### Aim of the exercise
Your task is to output the entries below word for word.

#### Supplied data

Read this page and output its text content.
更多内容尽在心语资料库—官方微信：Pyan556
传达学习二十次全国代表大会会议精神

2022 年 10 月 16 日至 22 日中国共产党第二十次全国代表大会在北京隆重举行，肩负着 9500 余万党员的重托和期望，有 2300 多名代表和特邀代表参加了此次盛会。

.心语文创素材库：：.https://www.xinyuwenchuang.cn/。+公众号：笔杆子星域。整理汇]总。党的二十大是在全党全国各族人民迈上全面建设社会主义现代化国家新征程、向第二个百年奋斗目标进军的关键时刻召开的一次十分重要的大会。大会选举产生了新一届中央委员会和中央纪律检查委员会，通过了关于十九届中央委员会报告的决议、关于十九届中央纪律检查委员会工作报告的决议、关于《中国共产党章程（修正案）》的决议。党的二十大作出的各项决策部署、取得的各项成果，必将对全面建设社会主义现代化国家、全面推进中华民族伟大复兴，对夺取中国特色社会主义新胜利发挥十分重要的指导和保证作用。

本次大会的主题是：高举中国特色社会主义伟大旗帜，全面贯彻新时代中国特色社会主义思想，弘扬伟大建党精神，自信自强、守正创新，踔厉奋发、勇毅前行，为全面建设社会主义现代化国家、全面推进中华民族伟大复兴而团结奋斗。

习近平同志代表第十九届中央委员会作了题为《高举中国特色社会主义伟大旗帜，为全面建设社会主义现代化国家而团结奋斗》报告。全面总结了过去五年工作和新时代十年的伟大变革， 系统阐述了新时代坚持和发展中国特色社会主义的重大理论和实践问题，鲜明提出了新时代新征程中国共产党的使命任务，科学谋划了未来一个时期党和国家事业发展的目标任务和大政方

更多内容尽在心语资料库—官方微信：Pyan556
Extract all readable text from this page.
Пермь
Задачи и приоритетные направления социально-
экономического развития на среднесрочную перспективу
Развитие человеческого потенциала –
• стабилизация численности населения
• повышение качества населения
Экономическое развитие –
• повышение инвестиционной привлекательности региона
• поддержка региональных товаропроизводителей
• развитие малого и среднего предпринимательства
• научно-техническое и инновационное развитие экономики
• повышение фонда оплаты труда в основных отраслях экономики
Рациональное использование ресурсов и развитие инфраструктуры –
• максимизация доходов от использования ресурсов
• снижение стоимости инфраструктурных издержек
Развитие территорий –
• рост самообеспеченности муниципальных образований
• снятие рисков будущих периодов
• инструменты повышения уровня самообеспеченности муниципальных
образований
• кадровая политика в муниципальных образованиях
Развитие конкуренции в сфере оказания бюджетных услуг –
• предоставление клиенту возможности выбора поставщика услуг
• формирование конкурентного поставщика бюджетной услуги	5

########

### Result
Read this page and output its text content.
更多内容尽在心语资料库—官方微信：Pyan556
传达学习二十次全国代表大会会议精神

2022 年 10 月 16 日至 22 日中国共产党第二十次全国代表大会在北京隆重举行，肩负着 9500 余万党员的重托和期望，有 2300 多名代表和特邀代表参加了此次盛会。

.心语文创素材库：：.https://www.xinyuwenchuang.cn/。+公众号：笔杆子星域。整理汇]总。党的二十大是在全党全国各族人民迈上全面建设社会主义现代化国家新征程、向第二个百年奋斗目标进军的关键时刻召开的一次十分重要的大会。大会选举产生了新一届中央委员会和中央纪律检查委员会，通过了关于十九届中央委员会报告的决议、关于十九届中央纪律检查委员会工作报告的决议、关于《中国共产党章程（修正案）》的决议。党的二十大作出的各项决策部署、取得的各项成果，必将对全面建设社会主义现代化国家、全面推进中华民族伟大复兴，对夺取中国特色社会主义新胜利发挥十分重要的指导和保证作用。

本次大会的主题是：高举中国特色社会主义伟大旗帜，全面贯彻新时代中国特色社会主义思想，弘扬伟大建党精神，自信自强、守正创新，踔厉奋发、勇毅前行，为全面建设社会主义现代化国家、全面推进中华民族伟大复兴而团结奋斗。

习近平同志代表第十九届中央委员会作了题为《高举中国特色社会主义伟大旗帜，为全面建设社会主义现代化国家而团结奋斗》报告。全面总结了过去五年工作和新时代十年的伟大变革， 系统阐述了新时代坚持和发展中国特色社会主义的重大理论和实践问题，鲜明提出了新时代新征程中国共产党的使命任务，科学谋划了未来一个时期党和国家事业发展的目标任务和大政方

更多内容尽在心语资料库—官方微信：Pyan556
Extract all readable text from this page.
Пермь
Задачи и приоритетные направления социально-
экономического развития на среднесрочную перспективу
Развитие человеческого потенциала –
• стабилизация численности населения
• повышение качества населения
Экономическое развитие –
• повышение инвестиционной привлекательности региона
• поддержка региональных товаропроизводителей
• развитие малого и среднего предпринимательства
• научно-техническое и инновационное развитие экономики
• повышение фонда оплаты труда в основных отраслях экономики
Рациональное использование ресурсов и развитие инфраструктуры –
• максимизация доходов от использования ресурсов
• снижение стоимости инфраструктурных издержек
Развитие территорий –
• рост самообеспеченности муниципальных образований
• снятие рисков будущих периодов
• инструменты повышения уровня самообеспеченности муниципальных
образований
• кадровая политика в муниципальных образованиях
Развитие конкуренции в сфере оказания бюджетных услуг –
• предоставление клиенту возможности выбора поставщика услуг
• формирование конкурентного поставщика бюджетной услуги	5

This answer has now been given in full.